→ **Record list**
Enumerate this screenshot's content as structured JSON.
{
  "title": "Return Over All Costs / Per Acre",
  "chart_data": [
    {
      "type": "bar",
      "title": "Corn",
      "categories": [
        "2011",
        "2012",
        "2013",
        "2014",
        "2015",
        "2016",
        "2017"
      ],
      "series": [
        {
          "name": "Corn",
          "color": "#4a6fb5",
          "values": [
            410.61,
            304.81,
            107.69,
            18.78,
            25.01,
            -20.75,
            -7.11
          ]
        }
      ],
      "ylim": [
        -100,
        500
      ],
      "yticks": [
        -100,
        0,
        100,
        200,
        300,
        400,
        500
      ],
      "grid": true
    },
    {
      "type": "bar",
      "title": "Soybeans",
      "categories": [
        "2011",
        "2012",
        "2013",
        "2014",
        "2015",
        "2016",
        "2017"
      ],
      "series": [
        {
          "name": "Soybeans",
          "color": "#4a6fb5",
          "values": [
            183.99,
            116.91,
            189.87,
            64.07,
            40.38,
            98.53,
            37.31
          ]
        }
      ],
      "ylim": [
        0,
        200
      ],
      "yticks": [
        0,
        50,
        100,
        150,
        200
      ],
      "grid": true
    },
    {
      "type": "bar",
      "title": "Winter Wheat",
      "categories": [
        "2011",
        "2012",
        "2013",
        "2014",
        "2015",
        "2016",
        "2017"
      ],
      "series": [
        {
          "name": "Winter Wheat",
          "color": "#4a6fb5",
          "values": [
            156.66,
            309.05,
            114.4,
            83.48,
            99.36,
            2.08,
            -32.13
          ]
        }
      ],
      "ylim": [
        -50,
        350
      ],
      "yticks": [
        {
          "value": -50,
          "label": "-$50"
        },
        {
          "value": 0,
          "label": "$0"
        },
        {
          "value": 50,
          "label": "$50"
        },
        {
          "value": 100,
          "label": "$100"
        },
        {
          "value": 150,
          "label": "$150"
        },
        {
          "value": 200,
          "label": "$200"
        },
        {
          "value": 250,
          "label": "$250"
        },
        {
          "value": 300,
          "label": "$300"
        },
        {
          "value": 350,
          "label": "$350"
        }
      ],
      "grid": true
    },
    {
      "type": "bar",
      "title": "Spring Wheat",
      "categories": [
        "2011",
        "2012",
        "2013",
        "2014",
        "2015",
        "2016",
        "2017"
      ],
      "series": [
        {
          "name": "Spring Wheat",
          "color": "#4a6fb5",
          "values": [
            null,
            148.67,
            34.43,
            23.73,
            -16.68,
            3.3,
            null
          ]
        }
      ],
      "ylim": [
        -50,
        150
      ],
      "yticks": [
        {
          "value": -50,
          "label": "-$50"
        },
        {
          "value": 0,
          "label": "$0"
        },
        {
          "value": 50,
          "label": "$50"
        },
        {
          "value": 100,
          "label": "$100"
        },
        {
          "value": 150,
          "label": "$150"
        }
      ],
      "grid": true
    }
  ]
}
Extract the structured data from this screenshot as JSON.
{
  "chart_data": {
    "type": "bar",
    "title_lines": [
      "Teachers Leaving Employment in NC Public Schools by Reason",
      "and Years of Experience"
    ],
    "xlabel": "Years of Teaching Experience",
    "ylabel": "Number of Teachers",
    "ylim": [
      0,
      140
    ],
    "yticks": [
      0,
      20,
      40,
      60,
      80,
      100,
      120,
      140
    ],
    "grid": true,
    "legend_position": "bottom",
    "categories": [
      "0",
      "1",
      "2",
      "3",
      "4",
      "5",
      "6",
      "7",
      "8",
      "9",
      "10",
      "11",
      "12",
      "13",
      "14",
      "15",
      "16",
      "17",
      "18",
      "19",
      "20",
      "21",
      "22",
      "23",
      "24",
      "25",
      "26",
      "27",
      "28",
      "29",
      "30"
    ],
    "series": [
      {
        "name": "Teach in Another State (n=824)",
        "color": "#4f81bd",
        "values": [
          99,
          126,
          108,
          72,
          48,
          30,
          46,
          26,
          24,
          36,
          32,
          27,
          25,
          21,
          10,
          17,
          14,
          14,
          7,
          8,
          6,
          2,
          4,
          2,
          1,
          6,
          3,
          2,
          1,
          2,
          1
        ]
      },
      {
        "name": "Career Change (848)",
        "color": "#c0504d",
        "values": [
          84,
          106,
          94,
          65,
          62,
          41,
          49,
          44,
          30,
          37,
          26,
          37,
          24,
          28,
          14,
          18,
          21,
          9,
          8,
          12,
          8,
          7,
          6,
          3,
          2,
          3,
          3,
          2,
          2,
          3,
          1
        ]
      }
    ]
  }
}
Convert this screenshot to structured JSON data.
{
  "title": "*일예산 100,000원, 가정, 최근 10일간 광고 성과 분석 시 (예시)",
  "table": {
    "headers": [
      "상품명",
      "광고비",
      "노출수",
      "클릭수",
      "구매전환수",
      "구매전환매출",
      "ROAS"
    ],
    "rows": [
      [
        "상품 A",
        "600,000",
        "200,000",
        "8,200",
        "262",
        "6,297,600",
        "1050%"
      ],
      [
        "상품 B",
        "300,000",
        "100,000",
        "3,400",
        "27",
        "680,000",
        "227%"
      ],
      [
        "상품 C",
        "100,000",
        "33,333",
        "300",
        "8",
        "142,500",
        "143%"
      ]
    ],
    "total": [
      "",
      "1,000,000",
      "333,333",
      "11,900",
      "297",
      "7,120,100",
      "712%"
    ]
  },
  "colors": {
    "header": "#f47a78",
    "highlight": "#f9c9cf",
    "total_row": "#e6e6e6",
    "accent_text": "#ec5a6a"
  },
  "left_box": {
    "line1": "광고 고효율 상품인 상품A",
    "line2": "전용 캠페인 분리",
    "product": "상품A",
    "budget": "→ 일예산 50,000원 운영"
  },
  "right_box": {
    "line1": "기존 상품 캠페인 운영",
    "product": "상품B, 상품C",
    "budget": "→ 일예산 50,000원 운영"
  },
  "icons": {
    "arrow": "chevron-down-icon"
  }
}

→ **Required work**
Repeat the entries shown above, every one, word for word.

→ **Exercise response**
Enumerate this screenshot's content as structured JSON.
{
  "title": "Return Over All Costs / Per Acre",
  "chart_data": [
    {
      "type": "bar",
      "title": "Corn",
      "categories": [
        "2011",
        "2012",
        "2013",
        "2014",
        "2015",
        "2016",
        "2017"
      ],
      "series": [
        {
          "name": "Corn",
          "color": "#4a6fb5",
          "values": [
            410.61,
            304.81,
            107.69,
            18.78,
            25.01,
            -20.75,
            -7.11
          ]
        }
      ],
      "ylim": [
        -100,
        500
      ],
      "yticks": [
        -100,
        0,
        100,
        200,
        300,
        400,
        500
      ],
      "grid": true
    },
    {
      "type": "bar",
      "title": "Soybeans",
      "categories": [
        "2011",
        "2012",
        "2013",
        "2014",
        "2015",
        "2016",
        "2017"
      ],
      "series": [
        {
          "name": "Soybeans",
          "color": "#4a6fb5",
          "values": [
            183.99,
            116.91,
            189.87,
            64.07,
            40.38,
            98.53,
            37.31
          ]
        }
      ],
      "ylim": [
        0,
        200
      ],
      "yticks": [
        0,
        50,
        100,
        150,
        200
      ],
      "grid": true
    },
    {
      "type": "bar",
      "title": "Winter Wheat",
      "categories": [
        "2011",
        "2012",
        "2013",
        "2014",
        "2015",
        "2016",
        "2017"
      ],
      "series": [
        {
          "name": "Winter Wheat",
          "color": "#4a6fb5",
          "values": [
            156.66,
            309.05,
            114.4,
            83.48,
            99.36,
            2.08,
            -32.13
          ]
        }
      ],
      "ylim": [
        -50,
        350
      ],
      "yticks": [
        {
          "value": -50,
          "label": "-$50"
        },
        {
          "value": 0,
          "label": "$0"
        },
        {
          "value": 50,
          "label": "$50"
        },
        {
          "value": 100,
          "label": "$100"
        },
        {
          "value": 150,
          "label": "$150"
        },
        {
          "value": 200,
          "label": "$200"
        },
        {
          "value": 250,
          "label": "$250"
        },
        {
          "value": 300,
          "label": "$300"
        },
        {
          "value": 350,
          "label": "$350"
        }
      ],
      "grid": true
    },
    {
      "type": "bar",
      "title": "Spring Wheat",
      "categories": [
        "2011",
        "2012",
        "2013",
        "2014",
        "2015",
        "2016",
        "2017"
      ],
      "series": [
        {
          "name": "Spring Wheat",
          "color": "#4a6fb5",
          "values": [
            null,
            148.67,
            34.43,
            23.73,
            -16.68,
            3.3,
            null
          ]
        }
      ],
      "ylim": [
        -50,
        150
      ],
      "yticks": [
        {
          "value": -50,
          "label": "-$50"
        },
        {
          "value": 0,
          "label": "$0"
        },
        {
          "value": 50,
          "label": "$50"
        },
        {
          "value": 100,
          "label": "$100"
        },
        {
          "value": 150,
          "label": "$150"
        }
      ],
      "grid": true
    }
  ]
}
Extract the structured data from this screenshot as JSON.
{
  "chart_data": {
    "type": "bar",
    "title_lines": [
      "Teachers Leaving Employment in NC Public Schools by Reason",
      "and Years of Experience"
    ],
    "xlabel": "Years of Teaching Experience",
    "ylabel": "Number of Teachers",
    "ylim": [
      0,
      140
    ],
    "yticks": [
      0,
      20,
      40,
      60,
      80,
      100,
      120,
      140
    ],
    "grid": true,
    "legend_position": "bottom",
    "categories": [
      "0",
      "1",
      "2",
      "3",
      "4",
      "5",
      "6",
      "7",
      "8",
      "9",
      "10",
      "11",
      "12",
      "13",
      "14",
      "15",
      "16",
      "17",
      "18",
      "19",
      "20",
      "21",
      "22",
      "23",
      "24",
      "25",
      "26",
      "27",
      "28",
      "29",
      "30"
    ],
    "series": [
      {
        "name": "Teach in Another State (n=824)",
        "color": "#4f81bd",
        "values": [
          99,
          126,
          108,
          72,
          48,
          30,
          46,
          26,
          24,
          36,
          32,
          27,
          25,
          21,
          10,
          17,
          14,
          14,
          7,
          8,
          6,
          2,
          4,
          2,
          1,
          6,
          3,
          2,
          1,
          2,
          1
        ]
      },
      {
        "name": "Career Change (848)",
        "color": "#c0504d",
        "values": [
          84,
          106,
          94,
          65,
          62,
          41,
          49,
          44,
          30,
          37,
          26,
          37,
          24,
          28,
          14,
          18,
          21,
          9,
          8,
          12,
          8,
          7,
          6,
          3,
          2,
          3,
          3,
          2,
          2,
          3,
          1
        ]
      }
    ]
  }
}
Convert this screenshot to structured JSON data.
{
  "title": "*일예산 100,000원, 가정, 최근 10일간 광고 성과 분석 시 (예시)",
  "table": {
    "headers": [
      "상품명",
      "광고비",
      "노출수",
      "클릭수",
      "구매전환수",
      "구매전환매출",
      "ROAS"
    ],
    "rows": [
      [
        "상품 A",
        "600,000",
        "200,000",
        "8,200",
        "262",
        "6,297,600",
        "1050%"
      ],
      [
        "상품 B",
        "300,000",
        "100,000",
        "3,400",
        "27",
        "680,000",
        "227%"
      ],
      [
        "상품 C",
        "100,000",
        "33,333",
        "300",
        "8",
        "142,500",
        "143%"
      ]
    ],
    "total": [
      "",
      "1,000,000",
      "333,333",
      "11,900",
      "297",
      "7,120,100",
      "712%"
    ]
  },
  "colors": {
    "header": "#f47a78",
    "highlight": "#f9c9cf",
    "total_row": "#e6e6e6",
    "accent_text": "#ec5a6a"
  },
  "left_box": {
    "line1": "광고 고효율 상품인 상품A",
    "line2": "전용 캠페인 분리",
    "product": "상품A",
    "budget": "→ 일예산 50,000원 운영"
  },
  "right_box": {
    "line1": "기존 상품 캠페인 운영",
    "product": "상품B, 상품C",
    "budget": "→ 일예산 50,000원 운영"
  },
  "icons": {
    "arrow": "chevron-down-icon"
  }
}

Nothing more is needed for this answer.